┌────────
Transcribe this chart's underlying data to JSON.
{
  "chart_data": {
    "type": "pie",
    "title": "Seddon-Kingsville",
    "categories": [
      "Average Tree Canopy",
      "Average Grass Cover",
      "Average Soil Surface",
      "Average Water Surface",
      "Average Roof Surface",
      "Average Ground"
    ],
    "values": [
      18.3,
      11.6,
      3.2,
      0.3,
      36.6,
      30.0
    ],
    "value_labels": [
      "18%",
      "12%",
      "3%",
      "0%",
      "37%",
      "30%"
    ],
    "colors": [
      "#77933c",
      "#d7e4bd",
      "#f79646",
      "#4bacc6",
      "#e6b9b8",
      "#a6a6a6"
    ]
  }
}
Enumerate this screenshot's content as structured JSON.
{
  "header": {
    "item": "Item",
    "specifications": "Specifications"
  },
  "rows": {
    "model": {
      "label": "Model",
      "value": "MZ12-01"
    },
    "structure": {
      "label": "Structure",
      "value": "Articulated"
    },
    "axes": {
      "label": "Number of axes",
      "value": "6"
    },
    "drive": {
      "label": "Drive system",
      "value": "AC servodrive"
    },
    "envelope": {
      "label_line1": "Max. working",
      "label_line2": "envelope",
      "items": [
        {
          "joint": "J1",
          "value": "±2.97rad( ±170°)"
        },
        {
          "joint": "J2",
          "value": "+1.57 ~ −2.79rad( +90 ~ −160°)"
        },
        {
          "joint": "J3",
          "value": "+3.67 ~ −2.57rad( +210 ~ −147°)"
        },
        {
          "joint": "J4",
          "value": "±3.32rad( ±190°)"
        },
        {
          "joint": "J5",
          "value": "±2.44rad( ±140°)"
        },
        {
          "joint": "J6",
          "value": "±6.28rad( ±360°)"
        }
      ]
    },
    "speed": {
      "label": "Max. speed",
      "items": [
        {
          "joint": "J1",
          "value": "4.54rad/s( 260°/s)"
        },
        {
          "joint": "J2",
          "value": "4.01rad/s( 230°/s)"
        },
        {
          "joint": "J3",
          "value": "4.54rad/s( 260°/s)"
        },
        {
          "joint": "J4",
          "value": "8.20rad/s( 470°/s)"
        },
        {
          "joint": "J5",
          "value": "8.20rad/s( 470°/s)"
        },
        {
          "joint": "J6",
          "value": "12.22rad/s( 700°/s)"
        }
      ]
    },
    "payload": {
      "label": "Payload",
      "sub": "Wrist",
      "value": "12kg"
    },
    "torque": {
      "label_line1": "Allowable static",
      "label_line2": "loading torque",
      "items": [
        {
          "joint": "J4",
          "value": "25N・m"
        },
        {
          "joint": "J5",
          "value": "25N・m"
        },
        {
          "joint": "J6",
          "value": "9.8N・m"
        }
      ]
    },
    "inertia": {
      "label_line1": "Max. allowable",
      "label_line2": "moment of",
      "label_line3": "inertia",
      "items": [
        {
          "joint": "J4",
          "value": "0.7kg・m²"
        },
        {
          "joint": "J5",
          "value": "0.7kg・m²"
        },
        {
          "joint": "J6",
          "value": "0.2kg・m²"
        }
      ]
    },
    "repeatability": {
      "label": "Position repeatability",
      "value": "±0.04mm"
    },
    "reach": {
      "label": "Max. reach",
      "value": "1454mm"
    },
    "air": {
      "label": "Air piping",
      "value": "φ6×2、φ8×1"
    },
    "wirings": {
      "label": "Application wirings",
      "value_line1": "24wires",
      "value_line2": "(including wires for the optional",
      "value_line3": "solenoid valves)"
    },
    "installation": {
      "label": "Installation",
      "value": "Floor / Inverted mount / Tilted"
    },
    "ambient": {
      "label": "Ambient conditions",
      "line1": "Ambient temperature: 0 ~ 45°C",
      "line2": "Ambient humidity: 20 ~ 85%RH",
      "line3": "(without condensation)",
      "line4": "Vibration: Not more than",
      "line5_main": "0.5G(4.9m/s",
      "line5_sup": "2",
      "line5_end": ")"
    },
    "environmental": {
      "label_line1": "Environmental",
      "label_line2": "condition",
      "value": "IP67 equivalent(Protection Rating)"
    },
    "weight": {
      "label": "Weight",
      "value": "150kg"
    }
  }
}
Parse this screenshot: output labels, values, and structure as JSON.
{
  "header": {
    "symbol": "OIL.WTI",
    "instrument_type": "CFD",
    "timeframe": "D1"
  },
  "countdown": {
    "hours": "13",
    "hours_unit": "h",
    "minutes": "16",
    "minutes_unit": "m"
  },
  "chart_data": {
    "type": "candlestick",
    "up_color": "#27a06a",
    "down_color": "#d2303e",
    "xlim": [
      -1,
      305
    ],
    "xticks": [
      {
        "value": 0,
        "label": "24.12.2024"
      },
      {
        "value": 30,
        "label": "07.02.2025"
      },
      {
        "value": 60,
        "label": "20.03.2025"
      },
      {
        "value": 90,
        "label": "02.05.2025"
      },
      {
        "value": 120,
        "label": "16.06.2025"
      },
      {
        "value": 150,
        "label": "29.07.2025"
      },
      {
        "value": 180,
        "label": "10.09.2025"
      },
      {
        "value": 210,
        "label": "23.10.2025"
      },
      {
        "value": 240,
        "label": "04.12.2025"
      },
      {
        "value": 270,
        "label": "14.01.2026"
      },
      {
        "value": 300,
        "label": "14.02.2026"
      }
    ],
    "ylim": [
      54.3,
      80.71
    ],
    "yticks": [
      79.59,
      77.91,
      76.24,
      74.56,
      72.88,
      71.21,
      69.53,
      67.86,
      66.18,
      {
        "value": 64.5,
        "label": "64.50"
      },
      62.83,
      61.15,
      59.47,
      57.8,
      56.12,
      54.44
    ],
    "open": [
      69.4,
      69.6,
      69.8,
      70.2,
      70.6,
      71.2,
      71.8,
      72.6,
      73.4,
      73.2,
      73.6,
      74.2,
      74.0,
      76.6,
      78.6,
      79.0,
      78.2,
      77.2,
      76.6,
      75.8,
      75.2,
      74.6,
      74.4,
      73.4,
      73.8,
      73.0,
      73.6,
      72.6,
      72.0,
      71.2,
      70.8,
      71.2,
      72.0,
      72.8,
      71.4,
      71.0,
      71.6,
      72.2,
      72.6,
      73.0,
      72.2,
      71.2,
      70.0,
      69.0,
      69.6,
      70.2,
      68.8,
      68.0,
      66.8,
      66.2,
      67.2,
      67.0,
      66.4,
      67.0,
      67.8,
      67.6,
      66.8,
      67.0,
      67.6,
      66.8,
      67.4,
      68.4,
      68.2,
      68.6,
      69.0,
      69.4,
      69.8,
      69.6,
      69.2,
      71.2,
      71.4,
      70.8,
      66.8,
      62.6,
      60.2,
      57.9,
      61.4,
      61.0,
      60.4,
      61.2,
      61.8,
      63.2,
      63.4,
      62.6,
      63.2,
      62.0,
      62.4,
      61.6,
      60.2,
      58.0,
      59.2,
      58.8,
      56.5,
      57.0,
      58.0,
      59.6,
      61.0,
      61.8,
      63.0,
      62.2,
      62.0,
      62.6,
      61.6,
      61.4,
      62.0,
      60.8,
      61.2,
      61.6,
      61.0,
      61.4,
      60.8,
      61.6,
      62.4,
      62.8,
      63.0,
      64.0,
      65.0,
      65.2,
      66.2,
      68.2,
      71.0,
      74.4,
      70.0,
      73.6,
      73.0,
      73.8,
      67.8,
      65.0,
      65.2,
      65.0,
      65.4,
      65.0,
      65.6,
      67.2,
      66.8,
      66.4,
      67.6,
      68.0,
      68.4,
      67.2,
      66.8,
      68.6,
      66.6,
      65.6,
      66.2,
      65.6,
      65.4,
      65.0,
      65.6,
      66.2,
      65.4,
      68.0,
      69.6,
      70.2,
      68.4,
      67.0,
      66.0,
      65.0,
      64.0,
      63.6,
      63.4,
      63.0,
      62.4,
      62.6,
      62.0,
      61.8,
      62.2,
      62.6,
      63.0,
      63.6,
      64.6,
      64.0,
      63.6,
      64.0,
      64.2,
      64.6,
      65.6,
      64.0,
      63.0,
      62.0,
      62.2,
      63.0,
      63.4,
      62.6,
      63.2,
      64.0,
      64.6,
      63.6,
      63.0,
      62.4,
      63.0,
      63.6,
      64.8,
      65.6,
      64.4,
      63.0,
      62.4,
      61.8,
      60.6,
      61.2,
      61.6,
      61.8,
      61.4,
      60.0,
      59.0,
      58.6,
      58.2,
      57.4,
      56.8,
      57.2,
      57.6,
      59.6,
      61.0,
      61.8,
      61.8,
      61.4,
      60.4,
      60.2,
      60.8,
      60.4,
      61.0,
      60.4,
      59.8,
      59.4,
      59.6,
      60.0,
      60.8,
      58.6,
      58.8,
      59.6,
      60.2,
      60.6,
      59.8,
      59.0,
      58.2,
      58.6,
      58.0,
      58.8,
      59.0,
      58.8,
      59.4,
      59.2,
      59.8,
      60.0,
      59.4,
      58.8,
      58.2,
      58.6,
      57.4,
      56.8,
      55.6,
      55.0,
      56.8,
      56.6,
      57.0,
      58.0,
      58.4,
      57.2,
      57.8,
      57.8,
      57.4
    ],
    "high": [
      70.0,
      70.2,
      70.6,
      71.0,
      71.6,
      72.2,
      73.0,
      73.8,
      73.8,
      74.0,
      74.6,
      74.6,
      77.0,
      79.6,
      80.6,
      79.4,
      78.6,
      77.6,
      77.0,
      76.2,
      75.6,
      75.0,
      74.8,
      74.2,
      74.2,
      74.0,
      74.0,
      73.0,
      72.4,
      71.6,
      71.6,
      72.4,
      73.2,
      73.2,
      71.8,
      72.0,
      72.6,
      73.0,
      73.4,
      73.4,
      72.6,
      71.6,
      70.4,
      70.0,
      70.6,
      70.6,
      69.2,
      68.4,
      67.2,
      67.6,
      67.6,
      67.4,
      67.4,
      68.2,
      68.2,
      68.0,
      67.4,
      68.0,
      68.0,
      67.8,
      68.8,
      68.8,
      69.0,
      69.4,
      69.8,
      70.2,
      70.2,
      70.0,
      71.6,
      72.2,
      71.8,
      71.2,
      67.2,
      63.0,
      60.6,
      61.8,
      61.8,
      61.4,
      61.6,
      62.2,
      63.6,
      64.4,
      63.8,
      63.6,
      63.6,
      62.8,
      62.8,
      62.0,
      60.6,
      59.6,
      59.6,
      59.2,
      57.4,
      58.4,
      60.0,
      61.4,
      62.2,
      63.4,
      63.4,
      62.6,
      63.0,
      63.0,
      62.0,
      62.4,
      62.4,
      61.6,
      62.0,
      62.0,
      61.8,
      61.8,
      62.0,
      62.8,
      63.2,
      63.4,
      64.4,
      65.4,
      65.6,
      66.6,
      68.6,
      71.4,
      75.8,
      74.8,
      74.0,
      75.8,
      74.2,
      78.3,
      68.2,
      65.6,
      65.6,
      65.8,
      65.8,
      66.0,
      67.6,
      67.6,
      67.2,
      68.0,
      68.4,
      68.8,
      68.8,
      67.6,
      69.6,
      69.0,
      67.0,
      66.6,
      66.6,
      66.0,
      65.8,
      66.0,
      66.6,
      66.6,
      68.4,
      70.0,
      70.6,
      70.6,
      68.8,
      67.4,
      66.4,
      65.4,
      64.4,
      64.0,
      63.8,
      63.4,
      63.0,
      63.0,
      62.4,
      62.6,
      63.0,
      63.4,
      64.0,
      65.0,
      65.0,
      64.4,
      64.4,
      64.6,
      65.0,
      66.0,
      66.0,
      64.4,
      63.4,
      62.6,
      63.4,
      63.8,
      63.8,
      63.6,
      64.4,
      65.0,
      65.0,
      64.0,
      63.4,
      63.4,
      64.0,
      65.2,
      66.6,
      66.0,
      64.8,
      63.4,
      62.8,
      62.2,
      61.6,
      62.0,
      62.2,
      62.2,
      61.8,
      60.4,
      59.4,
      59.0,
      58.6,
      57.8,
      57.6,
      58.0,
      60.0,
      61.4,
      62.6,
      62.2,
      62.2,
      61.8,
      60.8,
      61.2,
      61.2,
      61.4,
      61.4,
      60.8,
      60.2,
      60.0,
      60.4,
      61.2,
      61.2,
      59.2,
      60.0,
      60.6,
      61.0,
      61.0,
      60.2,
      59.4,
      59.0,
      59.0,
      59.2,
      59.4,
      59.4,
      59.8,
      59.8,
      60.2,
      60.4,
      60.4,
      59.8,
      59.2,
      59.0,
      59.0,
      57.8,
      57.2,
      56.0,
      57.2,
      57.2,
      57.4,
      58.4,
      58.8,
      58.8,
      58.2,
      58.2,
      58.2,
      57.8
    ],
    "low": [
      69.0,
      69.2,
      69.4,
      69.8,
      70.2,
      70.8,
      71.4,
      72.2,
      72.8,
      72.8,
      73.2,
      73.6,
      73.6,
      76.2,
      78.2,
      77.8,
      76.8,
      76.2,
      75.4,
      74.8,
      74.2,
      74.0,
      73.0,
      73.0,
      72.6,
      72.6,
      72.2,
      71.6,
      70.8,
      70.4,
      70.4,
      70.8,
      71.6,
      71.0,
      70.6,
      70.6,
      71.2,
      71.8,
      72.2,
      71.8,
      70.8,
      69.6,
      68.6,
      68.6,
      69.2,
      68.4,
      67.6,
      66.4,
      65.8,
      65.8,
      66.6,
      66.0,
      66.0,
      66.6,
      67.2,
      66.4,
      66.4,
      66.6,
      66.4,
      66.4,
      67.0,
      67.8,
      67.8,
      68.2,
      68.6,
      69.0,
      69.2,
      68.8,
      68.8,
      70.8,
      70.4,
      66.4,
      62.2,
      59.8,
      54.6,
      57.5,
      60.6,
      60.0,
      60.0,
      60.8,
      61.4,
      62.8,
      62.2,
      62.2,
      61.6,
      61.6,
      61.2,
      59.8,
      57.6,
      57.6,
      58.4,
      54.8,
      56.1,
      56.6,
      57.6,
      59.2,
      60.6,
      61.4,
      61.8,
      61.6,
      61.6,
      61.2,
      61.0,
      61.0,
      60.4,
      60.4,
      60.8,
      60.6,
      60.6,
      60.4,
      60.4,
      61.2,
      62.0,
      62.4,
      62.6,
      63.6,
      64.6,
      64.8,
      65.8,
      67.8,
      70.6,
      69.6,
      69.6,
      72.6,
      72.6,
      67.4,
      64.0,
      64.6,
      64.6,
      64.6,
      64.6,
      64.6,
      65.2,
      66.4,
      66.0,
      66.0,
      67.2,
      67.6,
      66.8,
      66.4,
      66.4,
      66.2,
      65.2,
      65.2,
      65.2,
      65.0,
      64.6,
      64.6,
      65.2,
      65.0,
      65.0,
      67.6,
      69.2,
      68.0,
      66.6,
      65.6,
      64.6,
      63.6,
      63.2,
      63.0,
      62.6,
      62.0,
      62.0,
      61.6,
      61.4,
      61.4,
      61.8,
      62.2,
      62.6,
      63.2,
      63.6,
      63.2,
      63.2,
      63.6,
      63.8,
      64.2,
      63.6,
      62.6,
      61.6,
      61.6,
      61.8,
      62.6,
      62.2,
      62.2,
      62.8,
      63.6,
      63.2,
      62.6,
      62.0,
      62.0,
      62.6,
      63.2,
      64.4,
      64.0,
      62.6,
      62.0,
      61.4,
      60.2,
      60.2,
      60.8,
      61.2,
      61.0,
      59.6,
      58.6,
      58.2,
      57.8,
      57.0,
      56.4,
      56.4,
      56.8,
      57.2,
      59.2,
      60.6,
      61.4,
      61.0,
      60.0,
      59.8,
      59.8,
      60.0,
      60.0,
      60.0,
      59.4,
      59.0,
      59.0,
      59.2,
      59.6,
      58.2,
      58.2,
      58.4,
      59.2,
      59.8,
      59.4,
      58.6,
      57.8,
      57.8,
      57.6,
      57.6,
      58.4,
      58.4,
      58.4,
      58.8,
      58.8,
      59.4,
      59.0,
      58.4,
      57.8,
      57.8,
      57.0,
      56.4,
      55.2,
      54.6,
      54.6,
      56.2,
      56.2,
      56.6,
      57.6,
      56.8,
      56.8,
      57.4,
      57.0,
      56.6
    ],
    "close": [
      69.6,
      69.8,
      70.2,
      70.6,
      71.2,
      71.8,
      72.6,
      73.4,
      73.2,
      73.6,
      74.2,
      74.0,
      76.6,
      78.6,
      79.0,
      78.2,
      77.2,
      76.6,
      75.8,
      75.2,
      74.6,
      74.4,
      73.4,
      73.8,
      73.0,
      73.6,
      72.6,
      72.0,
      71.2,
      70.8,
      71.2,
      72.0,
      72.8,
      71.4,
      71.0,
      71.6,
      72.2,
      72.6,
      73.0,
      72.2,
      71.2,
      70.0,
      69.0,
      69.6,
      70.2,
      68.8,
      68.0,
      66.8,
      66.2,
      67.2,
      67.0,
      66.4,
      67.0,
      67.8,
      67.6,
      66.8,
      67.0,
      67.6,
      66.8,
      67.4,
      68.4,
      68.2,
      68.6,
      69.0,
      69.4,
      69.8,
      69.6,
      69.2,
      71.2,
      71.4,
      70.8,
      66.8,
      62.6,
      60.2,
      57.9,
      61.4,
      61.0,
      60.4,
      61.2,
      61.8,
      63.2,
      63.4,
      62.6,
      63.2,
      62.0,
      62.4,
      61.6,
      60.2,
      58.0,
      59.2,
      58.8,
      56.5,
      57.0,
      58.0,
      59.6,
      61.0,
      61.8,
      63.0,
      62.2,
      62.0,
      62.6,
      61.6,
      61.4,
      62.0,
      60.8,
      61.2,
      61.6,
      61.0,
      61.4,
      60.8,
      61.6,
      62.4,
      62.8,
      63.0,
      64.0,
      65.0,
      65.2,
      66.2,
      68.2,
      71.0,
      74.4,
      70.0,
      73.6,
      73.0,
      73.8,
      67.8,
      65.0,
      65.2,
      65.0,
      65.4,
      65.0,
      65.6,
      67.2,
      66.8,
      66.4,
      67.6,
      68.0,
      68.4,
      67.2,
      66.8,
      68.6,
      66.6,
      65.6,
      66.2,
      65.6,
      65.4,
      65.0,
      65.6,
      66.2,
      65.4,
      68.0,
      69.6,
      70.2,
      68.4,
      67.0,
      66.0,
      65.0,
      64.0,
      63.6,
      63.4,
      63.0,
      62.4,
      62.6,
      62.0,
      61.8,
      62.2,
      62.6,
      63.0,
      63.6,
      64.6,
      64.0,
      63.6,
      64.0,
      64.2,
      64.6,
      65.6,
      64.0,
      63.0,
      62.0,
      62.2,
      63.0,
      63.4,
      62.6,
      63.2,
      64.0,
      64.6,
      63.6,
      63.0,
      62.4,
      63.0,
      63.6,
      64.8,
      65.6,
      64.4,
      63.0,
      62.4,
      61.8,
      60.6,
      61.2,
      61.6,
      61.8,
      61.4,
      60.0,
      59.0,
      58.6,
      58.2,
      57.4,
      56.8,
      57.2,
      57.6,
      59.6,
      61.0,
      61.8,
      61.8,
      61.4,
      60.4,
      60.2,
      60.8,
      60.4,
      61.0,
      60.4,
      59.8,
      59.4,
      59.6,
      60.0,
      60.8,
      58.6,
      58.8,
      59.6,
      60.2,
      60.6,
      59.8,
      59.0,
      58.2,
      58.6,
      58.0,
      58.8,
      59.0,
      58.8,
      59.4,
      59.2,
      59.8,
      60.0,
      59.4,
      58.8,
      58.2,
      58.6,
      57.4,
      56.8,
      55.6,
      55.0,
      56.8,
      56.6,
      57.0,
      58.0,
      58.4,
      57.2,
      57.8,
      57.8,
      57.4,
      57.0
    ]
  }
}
└────────
Across the records, count the lines holding the string "repeatability". Give the number and stop.

## Completed task
2